### JOB
From the listing below, select every line where the word "اختصاصی" appears.

### Source records
+++

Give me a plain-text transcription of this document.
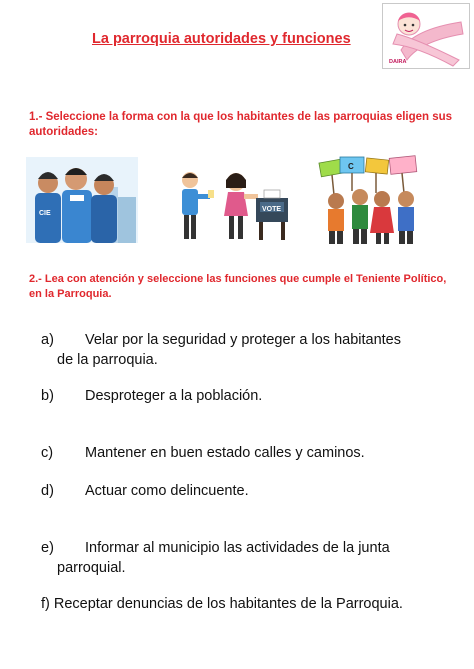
La parroquia autoridades y funciones
DAIRA
1.- Seleccione la forma con la que los habitantes de las parroquias eligen sus autoridades:
CIE
VOTE
C
2.- Lea con atención y seleccione las funciones que cumple el Teniente Político, en la Parroquia.
a) Velar por la seguridad y proteger a los habitantes
de la parroquia.
b) Desproteger a la población.
c) Mantener en buen estado calles y caminos.
d) Actuar como delincuente.
e) Informar al municipio las actividades de la junta
parroquial.
f) Receptar denuncias de los habitantes de la Parroquia.
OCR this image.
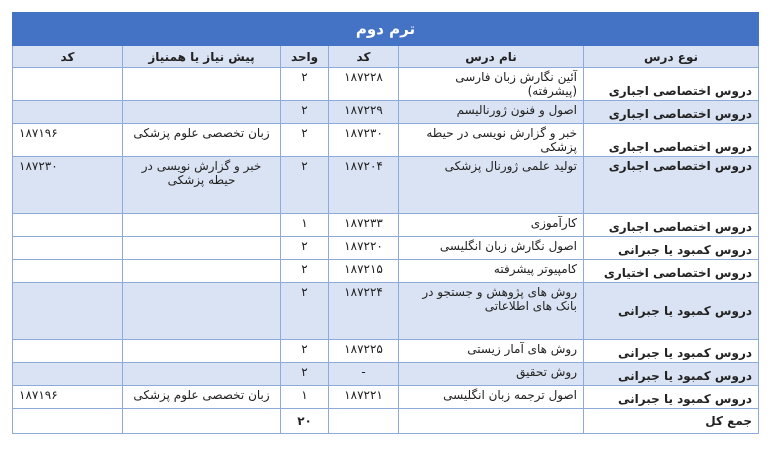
ترم دوم					
نوع درس	نام درس	کد	واحد	پیش نیاز یا همنیاز	کد
دروس اختصاصی اجباری	آئین نگارش زبان فارسی (پیشرفته)	۱۸۷۲۲۸	۲		
دروس اختصاصی اجباری	اصول و فنون ژورنالیسم	۱۸۷۲۲۹	۲		
دروس اختصاصی اجباری	خبر و گزارش نویسی در حیطه پزشکی	۱۸۷۲۳۰	۲	زبان تخصصی علوم پزشکی	۱۸۷۱۹۶
دروس اختصاصی اجباری	تولید علمی ژورنال پزشکی	۱۸۷۲۰۴	۲	خبر و گزارش نویسی در حیطه پزشکی	۱۸۷۲۳۰
دروس اختصاصی اجباری	کارآموزی	۱۸۷۲۳۳	۱		
دروس کمبود یا جبرانی	اصول نگارش زبان انگلیسی	۱۸۷۲۲۰	۲		
دروس اختصاصی اختیاری	کامپیوتر پیشرفته	۱۸۷۲۱۵	۲		
دروس کمبود یا جبرانی	روش های پژوهش و جستجو در بانک های اطلاعاتی	۱۸۷۲۲۴	۲		
دروس کمبود یا جبرانی	روش های آمار زیستی	۱۸۷۲۲۵	۲		
دروس کمبود یا جبرانی	روش تحقیق	-	۲		
دروس کمبود یا جبرانی	اصول ترجمه زبان انگلیسی	۱۸۷۲۲۱	۱	زبان تخصصی علوم پزشکی	۱۸۷۱۹۶
جمع کل			۲۰		
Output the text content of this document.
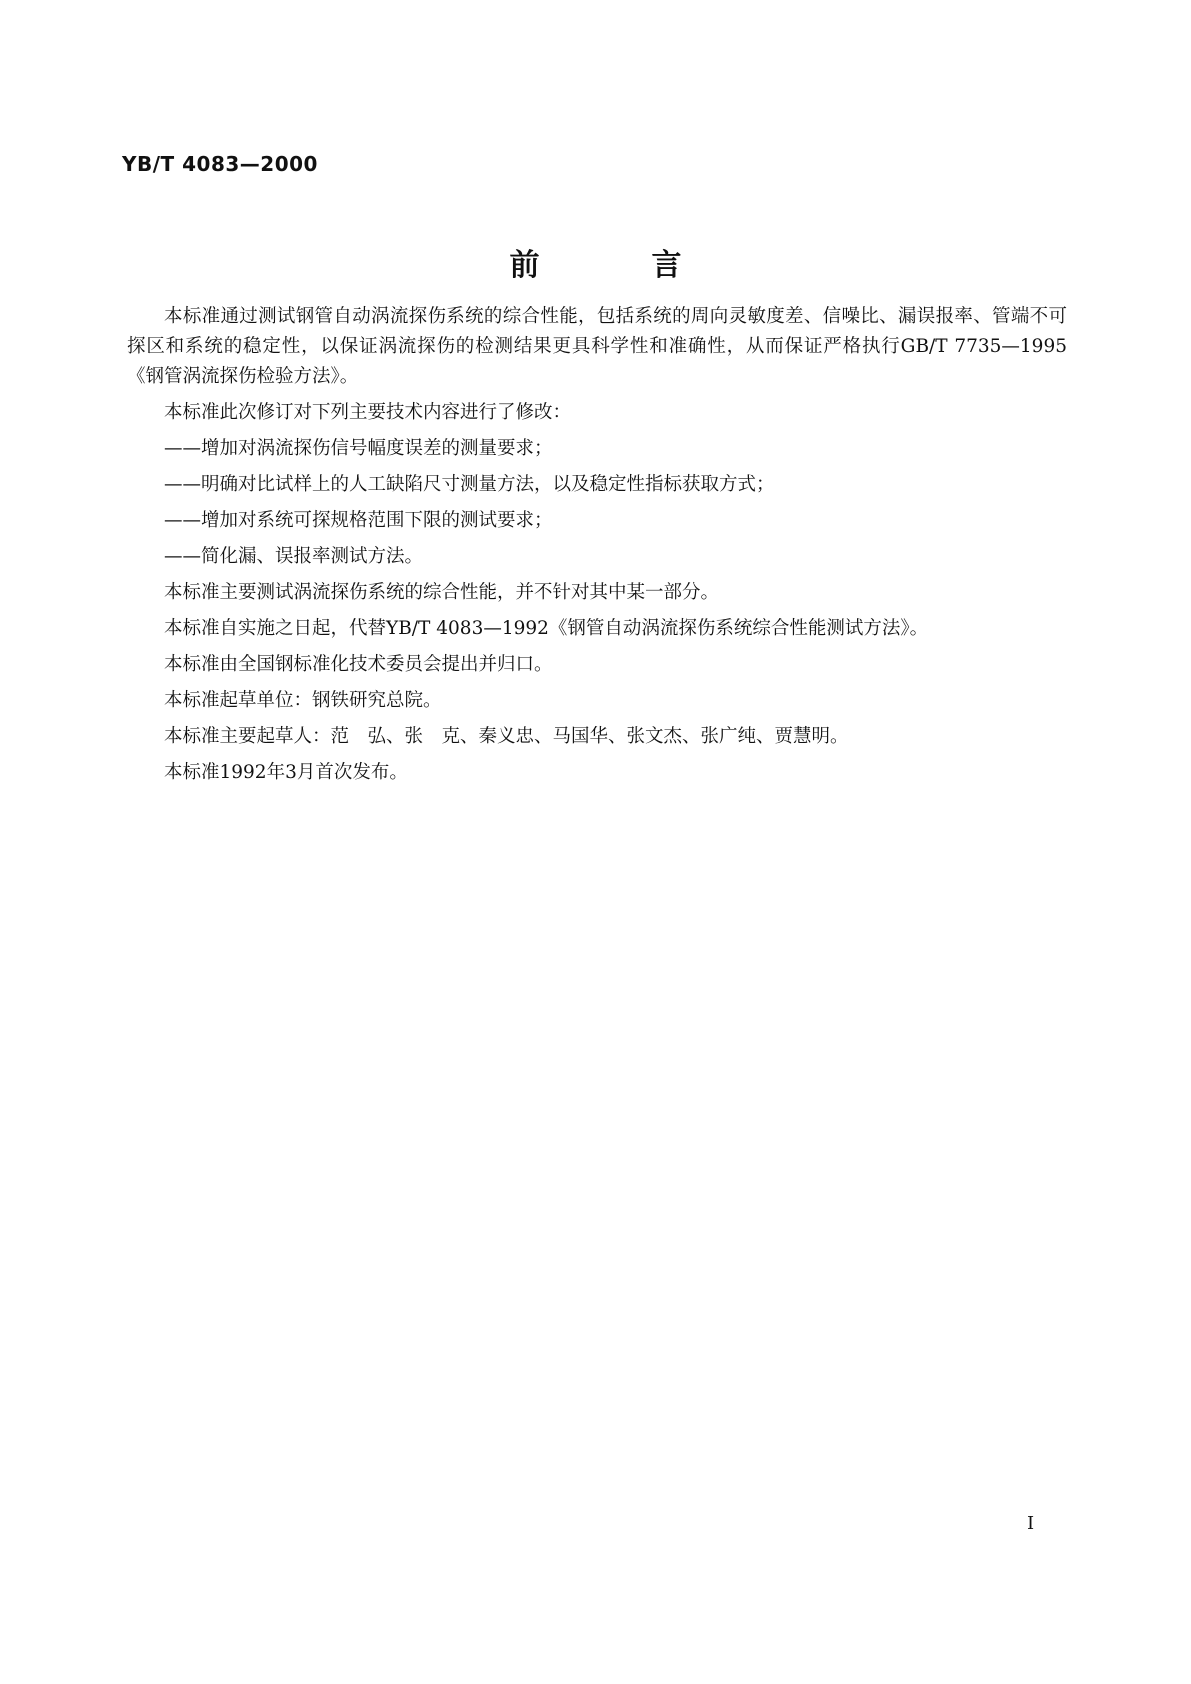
YB/T 4083—2000
前言

本标准通过测试钢管自动涡流探伤系统的综合性能，包括系统的周向灵敏度差、信噪比、漏误报率、管端不可探区和系统的稳定性，以保证涡流探伤的检测结果更具科学性和准确性，从而保证严格执行GB/T 7735—1995《钢管涡流探伤检验方法》。

本标准此次修订对下列主要技术内容进行了修改：

——增加对涡流探伤信号幅度误差的测量要求；

——明确对比试样上的人工缺陷尺寸测量方法，以及稳定性指标获取方式；

——增加对系统可探规格范围下限的测试要求；

——简化漏、误报率测试方法。

本标准主要测试涡流探伤系统的综合性能，并不针对其中某一部分。

本标准自实施之日起，代替YB/T 4083—1992《钢管自动涡流探伤系统综合性能测试方法》。

本标准由全国钢标准化技术委员会提出并归口。

本标准起草单位：钢铁研究总院。

本标准主要起草人：范　弘、张　克、秦义忠、马国华、张文杰、张广纯、贾慧明。

本标准1992年3月首次发布。

I
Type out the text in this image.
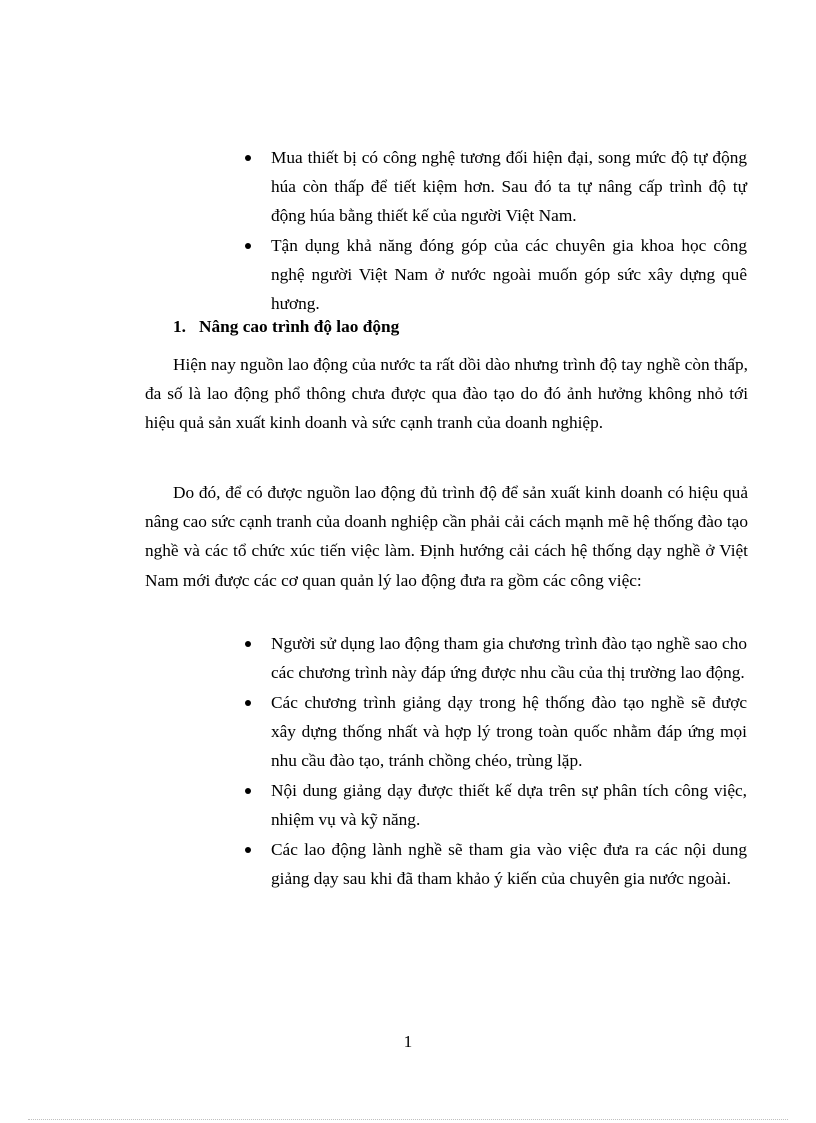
Mua thiết bị có công nghệ tương đối hiện đại, song mức độ tự động húa còn thấp để tiết kiệm hơn. Sau đó ta tự nâng cấp trình độ tự động húa bằng thiết kế của người Việt Nam.
Tận dụng khả năng đóng góp của các chuyên gia khoa học công nghệ người Việt Nam ở nước ngoài muốn góp sức xây dựng quê hương.
1. Nâng cao trình độ lao động

Hiện nay nguồn lao động của nước ta rất dồi dào nhưng trình độ tay nghề còn thấp, đa số là lao động phổ thông chưa được qua đào tạo do đó ảnh hưởng không nhỏ tới hiệu quả sản xuất kinh doanh và sức cạnh tranh của doanh nghiệp.

Do đó, để có được nguồn lao động đủ trình độ để sản xuất kinh doanh có hiệu quả nâng cao sức cạnh tranh của doanh nghiệp cần phải cải cách mạnh mẽ hệ thống đào tạo nghề và các tổ chức xúc tiến việc làm. Định hướng cải cách hệ thống dạy nghề ở Việt Nam mới được các cơ quan quản lý lao động đưa ra gồm các công việc:

Người sử dụng lao động tham gia chương trình đào tạo nghề sao cho các chương trình này đáp ứng được nhu cầu của thị trường lao động.
Các chương trình giảng dạy trong hệ thống đào tạo nghề sẽ được xây dựng thống nhất và hợp lý trong toàn quốc nhằm đáp ứng mọi nhu cầu đào tạo, tránh chồng chéo, trùng lặp.
Nội dung giảng dạy được thiết kế dựa trên sự phân tích công việc, nhiệm vụ và kỹ năng.
Các lao động lành nghề sẽ tham gia vào việc đưa ra các nội dung giảng dạy sau khi đã tham khảo ý kiến của chuyên gia nước ngoài.
1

+++

### THE COMPLETED TASK
دروس اختصاصی اجباری	آئین نگارش زبان فارسی (پیشرفته)	۱۸۷۲۲۸	۲		
دروس اختصاصی اجباری	اصول و فنون ژورنالیسم	۱۸۷۲۲۹	۲		
دروس اختصاصی اجباری	خبر و گزارش نویسی در حیطه پزشکی	۱۸۷۲۳۰	۲	زبان تخصصی علوم پزشکی	۱۸۷۱۹۶
دروس اختصاصی اجباری	تولید علمی ژورنال پزشکی	۱۸۷۲۰۴	۲	خبر و گزارش نویسی در حیطه پزشکی	۱۸۷۲۳۰
دروس اختصاصی اجباری	کارآموزی	۱۸۷۲۳۳	۱		
دروس اختصاصی اختیاری	کامپیوتر پیشرفته	۱۸۷۲۱۵	۲		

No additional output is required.